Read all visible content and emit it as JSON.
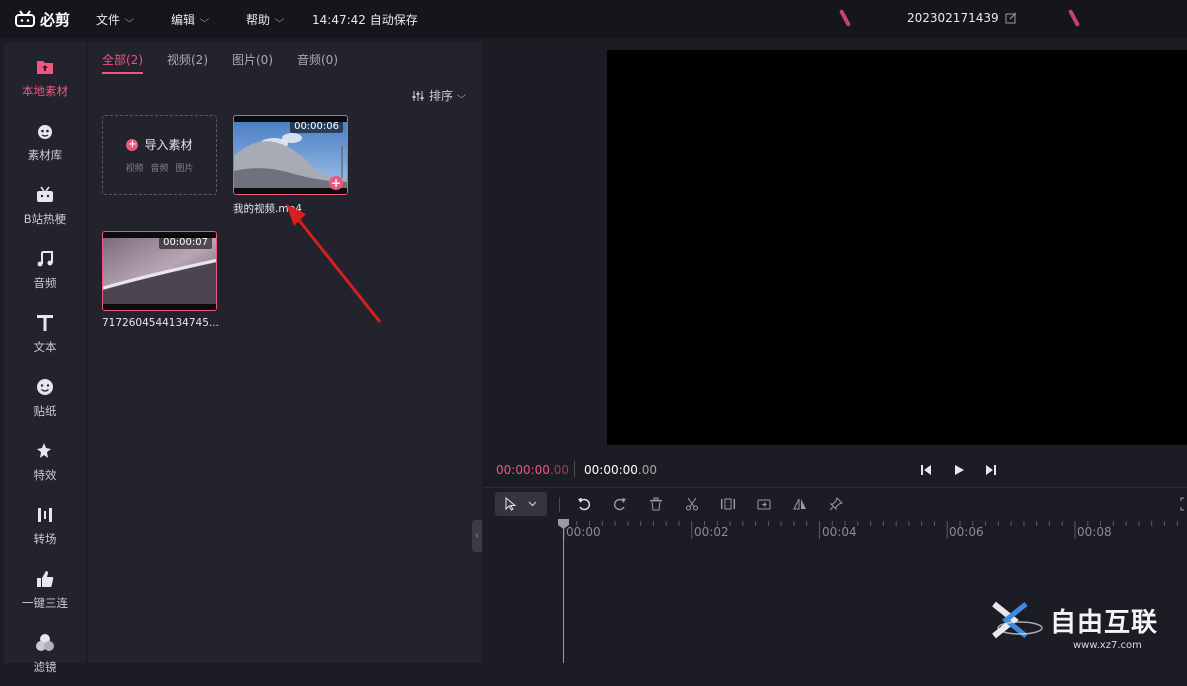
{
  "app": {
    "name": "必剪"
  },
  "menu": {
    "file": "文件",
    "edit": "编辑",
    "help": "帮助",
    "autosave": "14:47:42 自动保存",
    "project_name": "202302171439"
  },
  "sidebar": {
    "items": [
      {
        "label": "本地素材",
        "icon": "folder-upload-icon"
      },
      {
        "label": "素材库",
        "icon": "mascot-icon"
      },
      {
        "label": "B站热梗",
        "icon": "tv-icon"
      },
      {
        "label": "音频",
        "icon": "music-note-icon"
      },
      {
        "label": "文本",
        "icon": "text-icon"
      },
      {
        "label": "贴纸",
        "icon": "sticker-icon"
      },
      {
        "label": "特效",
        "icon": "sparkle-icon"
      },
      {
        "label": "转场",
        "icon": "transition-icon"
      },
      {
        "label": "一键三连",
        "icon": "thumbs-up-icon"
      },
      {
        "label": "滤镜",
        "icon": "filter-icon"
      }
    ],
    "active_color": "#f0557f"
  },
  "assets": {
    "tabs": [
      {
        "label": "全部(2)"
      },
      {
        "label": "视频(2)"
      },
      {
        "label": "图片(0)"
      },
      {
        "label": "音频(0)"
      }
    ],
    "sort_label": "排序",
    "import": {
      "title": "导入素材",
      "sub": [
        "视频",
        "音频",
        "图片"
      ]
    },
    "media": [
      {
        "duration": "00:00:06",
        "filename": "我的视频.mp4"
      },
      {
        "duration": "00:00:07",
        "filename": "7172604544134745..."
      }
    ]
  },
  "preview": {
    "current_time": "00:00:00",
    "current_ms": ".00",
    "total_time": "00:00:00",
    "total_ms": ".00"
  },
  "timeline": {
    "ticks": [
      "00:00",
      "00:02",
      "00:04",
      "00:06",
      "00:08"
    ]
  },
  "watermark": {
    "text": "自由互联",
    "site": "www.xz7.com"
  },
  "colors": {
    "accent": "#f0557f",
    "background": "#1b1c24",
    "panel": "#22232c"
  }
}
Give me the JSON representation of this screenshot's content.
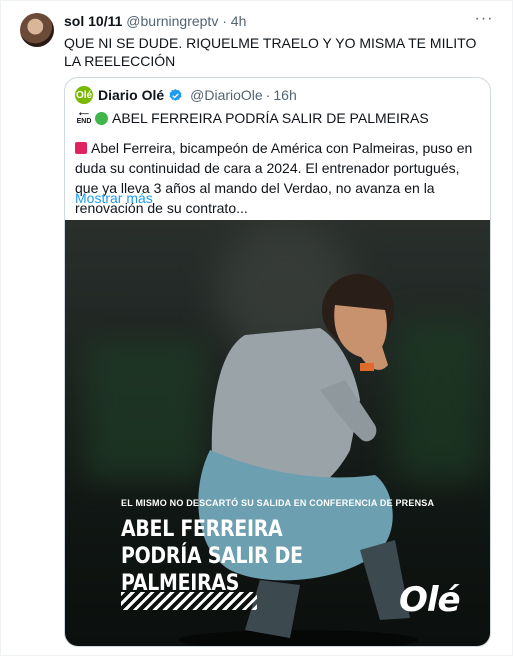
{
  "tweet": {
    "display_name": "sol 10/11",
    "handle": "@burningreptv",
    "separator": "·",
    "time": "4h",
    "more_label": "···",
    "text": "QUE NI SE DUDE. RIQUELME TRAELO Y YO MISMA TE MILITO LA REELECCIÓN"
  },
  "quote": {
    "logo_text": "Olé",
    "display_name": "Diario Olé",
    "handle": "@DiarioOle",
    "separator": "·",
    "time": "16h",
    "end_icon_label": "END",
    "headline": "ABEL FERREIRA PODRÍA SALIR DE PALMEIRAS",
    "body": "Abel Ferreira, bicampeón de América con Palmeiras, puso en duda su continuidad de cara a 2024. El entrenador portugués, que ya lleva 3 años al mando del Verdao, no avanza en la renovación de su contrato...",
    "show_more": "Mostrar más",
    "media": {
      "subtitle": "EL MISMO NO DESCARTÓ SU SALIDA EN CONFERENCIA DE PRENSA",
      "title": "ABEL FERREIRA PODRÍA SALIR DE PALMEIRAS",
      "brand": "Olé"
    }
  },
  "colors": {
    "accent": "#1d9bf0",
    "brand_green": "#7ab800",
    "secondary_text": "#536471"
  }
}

Exercise brief
Repeat all of the data above word for word, minus the pictures.

Solution below
Read all visible content and emit it as JSON.
{
  "app": {
    "name": "必剪"
  },
  "menu": {
    "file": "文件",
    "edit": "编辑",
    "help": "帮助",
    "autosave": "14:47:42 自动保存",
    "project_name": "202302171439"
  },
  "sidebar": {
    "items": [
      {
        "label": "本地素材",
        "icon": "folder-upload-icon"
      },
      {
        "label": "素材库",
        "icon": "mascot-icon"
      },
      {
        "label": "B站热梗",
        "icon": "tv-icon"
      },
      {
        "label": "音频",
        "icon": "music-note-icon"
      },
      {
        "label": "文本",
        "icon": "text-icon"
      },
      {
        "label": "贴纸",
        "icon": "sticker-icon"
      },
      {
        "label": "特效",
        "icon": "sparkle-icon"
      },
      {
        "label": "转场",
        "icon": "transition-icon"
      },
      {
        "label": "一键三连",
        "icon": "thumbs-up-icon"
      },
      {
        "label": "滤镜",
        "icon": "filter-icon"
      }
    ],
    "active_color": "#f0557f"
  },
  "assets": {
    "tabs": [
      {
        "label": "全部(2)"
      },
      {
        "label": "视频(2)"
      },
      {
        "label": "图片(0)"
      },
      {
        "label": "音频(0)"
      }
    ],
    "sort_label": "排序",
    "import": {
      "title": "导入素材",
      "sub": [
        "视频",
        "音频",
        "图片"
      ]
    },
    "media": [
      {
        "duration": "00:00:06",
        "filename": "我的视频.mp4"
      },
      {
        "duration": "00:00:07",
        "filename": "7172604544134745..."
      }
    ]
  },
  "preview": {
    "current_time": "00:00:00",
    "current_ms": ".00",
    "total_time": "00:00:00",
    "total_ms": ".00"
  },
  "timeline": {
    "ticks": [
      "00:00",
      "00:02",
      "00:04",
      "00:06",
      "00:08"
    ]
  },
  "watermark": {
    "text": "自由互联",
    "site": "www.xz7.com"
  },
  "colors": {
    "accent": "#f0557f",
    "background": "#1b1c24",
    "panel": "#22232c"
  }
}
Give me the JSON representation of this screenshot's content.
{
  "tweet": {
    "display_name": "sol 10/11",
    "handle": "@burningreptv",
    "separator": "·",
    "time": "4h",
    "more_label": "···",
    "text": "QUE NI SE DUDE. RIQUELME TRAELO Y YO MISMA TE MILITO LA REELECCIÓN"
  },
  "quote": {
    "logo_text": "Olé",
    "display_name": "Diario Olé",
    "handle": "@DiarioOle",
    "separator": "·",
    "time": "16h",
    "end_icon_label": "END",
    "headline": "ABEL FERREIRA PODRÍA SALIR DE PALMEIRAS",
    "body": "Abel Ferreira, bicampeón de América con Palmeiras, puso en duda su continuidad de cara a 2024. El entrenador portugués, que ya lleva 3 años al mando del Verdao, no avanza en la renovación de su contrato...",
    "show_more": "Mostrar más",
    "media": {
      "subtitle": "EL MISMO NO DESCARTÓ SU SALIDA EN CONFERENCIA DE PRENSA",
      "title": "ABEL FERREIRA PODRÍA SALIR DE PALMEIRAS",
      "brand": "Olé"
    }
  },
  "colors": {
    "accent": "#1d9bf0",
    "brand_green": "#7ab800",
    "secondary_text": "#536471"
  }
}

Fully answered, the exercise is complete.